> GIVEN PROBLEM
Search the material for the string "Flexural", then return every line where it is found.

> THE DATA
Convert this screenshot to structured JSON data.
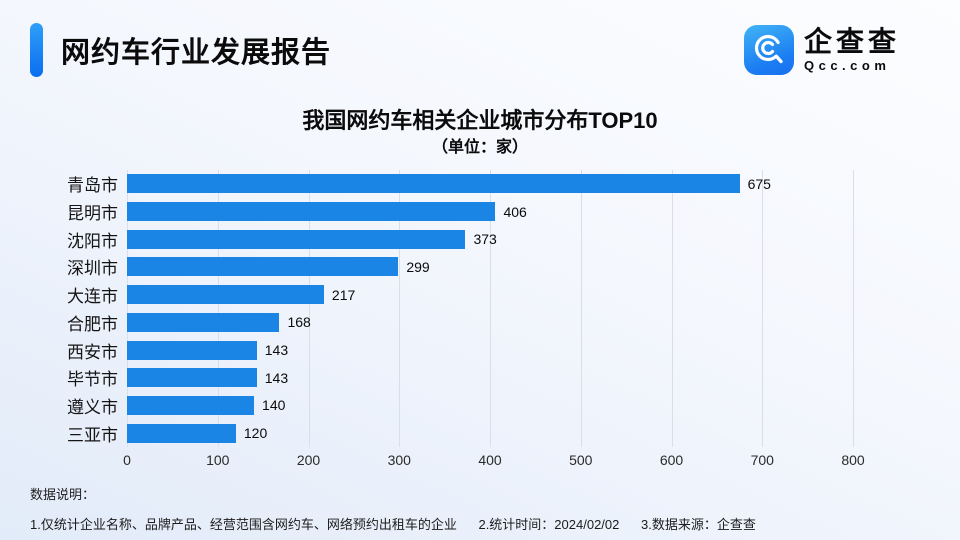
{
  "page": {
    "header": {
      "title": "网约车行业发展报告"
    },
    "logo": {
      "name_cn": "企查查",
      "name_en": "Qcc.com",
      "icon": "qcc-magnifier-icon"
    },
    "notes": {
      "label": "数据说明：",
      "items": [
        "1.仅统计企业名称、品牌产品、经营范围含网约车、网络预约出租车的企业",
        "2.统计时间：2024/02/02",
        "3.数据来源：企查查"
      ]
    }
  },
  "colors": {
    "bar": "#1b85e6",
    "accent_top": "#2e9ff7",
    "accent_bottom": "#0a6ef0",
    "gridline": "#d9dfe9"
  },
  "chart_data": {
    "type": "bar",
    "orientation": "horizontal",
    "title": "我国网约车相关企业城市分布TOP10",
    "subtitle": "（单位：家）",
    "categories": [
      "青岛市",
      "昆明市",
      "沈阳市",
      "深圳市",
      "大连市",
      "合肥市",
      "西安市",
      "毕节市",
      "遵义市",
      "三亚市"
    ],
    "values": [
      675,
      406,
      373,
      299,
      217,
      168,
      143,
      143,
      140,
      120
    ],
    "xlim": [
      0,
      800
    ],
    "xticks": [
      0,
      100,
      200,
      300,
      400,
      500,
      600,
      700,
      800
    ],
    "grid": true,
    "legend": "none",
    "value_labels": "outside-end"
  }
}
* * *
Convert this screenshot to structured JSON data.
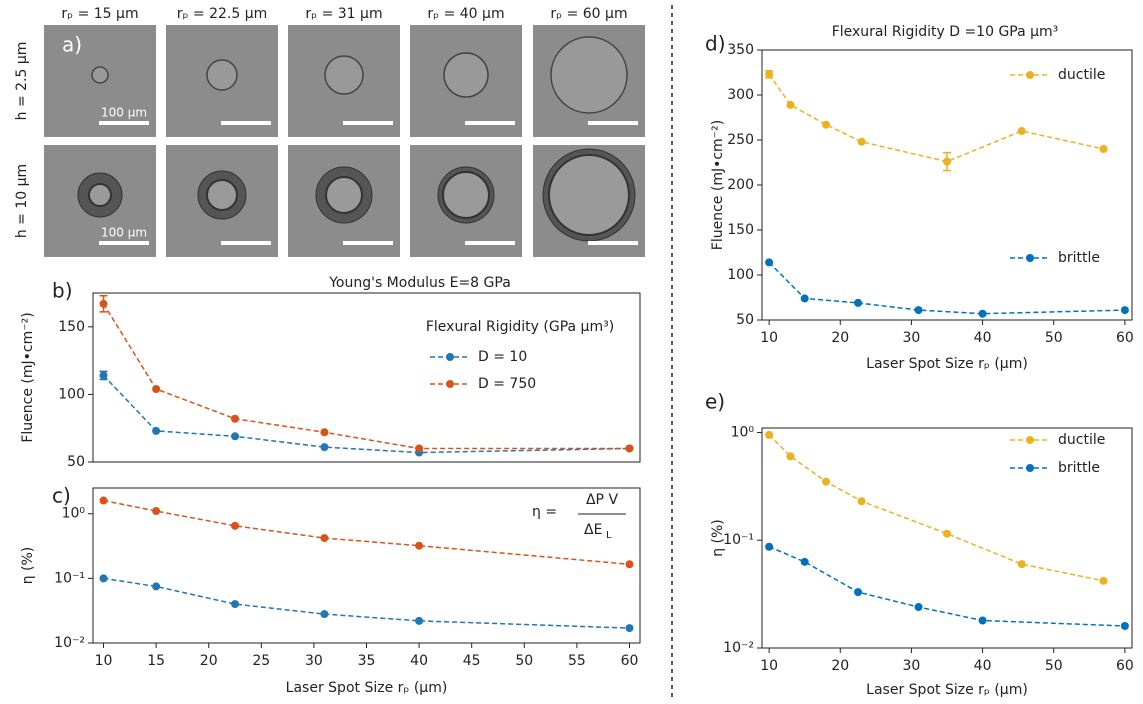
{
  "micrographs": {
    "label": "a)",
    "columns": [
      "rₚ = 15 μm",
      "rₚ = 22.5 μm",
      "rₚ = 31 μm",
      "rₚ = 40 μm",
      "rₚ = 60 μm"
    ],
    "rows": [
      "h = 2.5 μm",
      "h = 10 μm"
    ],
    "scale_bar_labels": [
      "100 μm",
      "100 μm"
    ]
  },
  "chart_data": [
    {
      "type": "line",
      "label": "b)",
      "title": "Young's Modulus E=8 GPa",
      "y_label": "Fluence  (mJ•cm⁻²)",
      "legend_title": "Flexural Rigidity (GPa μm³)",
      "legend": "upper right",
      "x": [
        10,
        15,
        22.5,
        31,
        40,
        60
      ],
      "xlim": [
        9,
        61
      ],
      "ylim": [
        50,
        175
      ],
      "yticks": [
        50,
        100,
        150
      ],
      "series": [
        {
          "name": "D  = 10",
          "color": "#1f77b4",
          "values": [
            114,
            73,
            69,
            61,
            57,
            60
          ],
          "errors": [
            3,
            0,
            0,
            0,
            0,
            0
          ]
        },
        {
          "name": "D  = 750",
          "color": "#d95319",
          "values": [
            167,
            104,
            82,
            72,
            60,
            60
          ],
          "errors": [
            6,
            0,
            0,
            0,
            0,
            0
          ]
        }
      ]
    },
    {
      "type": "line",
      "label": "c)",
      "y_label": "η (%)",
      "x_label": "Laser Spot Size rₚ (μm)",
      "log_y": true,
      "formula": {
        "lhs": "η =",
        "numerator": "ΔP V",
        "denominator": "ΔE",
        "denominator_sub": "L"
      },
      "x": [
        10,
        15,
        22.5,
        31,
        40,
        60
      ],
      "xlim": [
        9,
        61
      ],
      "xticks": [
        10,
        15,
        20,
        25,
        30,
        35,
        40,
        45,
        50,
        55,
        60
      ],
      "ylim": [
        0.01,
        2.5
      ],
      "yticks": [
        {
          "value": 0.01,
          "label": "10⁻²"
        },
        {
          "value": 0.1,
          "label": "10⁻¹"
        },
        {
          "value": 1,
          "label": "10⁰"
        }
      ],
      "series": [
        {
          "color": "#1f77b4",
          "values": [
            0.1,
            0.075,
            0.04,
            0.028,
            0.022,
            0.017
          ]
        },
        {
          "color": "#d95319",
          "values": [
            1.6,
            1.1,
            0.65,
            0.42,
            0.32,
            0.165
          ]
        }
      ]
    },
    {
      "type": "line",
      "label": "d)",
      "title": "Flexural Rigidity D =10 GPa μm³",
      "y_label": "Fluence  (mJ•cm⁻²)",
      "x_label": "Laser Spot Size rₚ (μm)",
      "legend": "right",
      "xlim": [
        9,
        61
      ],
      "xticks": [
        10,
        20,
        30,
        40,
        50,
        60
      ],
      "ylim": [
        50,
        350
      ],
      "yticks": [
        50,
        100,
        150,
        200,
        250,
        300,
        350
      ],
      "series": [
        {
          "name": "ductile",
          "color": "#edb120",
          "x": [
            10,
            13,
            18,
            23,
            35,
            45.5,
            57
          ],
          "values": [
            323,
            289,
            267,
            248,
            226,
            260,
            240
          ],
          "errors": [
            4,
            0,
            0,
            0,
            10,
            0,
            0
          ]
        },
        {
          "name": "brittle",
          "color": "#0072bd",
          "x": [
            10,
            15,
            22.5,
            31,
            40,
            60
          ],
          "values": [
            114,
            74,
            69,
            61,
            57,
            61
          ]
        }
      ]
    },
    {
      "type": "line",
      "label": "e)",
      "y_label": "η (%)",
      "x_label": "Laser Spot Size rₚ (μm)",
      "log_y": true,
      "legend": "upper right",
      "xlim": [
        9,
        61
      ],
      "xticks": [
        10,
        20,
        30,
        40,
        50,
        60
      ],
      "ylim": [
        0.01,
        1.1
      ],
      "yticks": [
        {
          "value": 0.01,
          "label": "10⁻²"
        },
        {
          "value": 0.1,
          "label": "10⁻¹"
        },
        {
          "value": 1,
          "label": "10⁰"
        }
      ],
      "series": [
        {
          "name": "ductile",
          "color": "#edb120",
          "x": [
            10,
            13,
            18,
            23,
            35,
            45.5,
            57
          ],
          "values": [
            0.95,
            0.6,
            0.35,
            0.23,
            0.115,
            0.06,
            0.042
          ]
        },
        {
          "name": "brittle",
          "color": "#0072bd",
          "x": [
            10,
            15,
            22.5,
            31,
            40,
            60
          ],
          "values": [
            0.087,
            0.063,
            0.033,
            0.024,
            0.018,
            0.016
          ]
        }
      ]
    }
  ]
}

> RESULT OF THIS EXERCISE
      "legend_title": "Flexural Rigidity (GPa μm³)",
      "title": "Flexural Rigidity D =10 GPa μm³",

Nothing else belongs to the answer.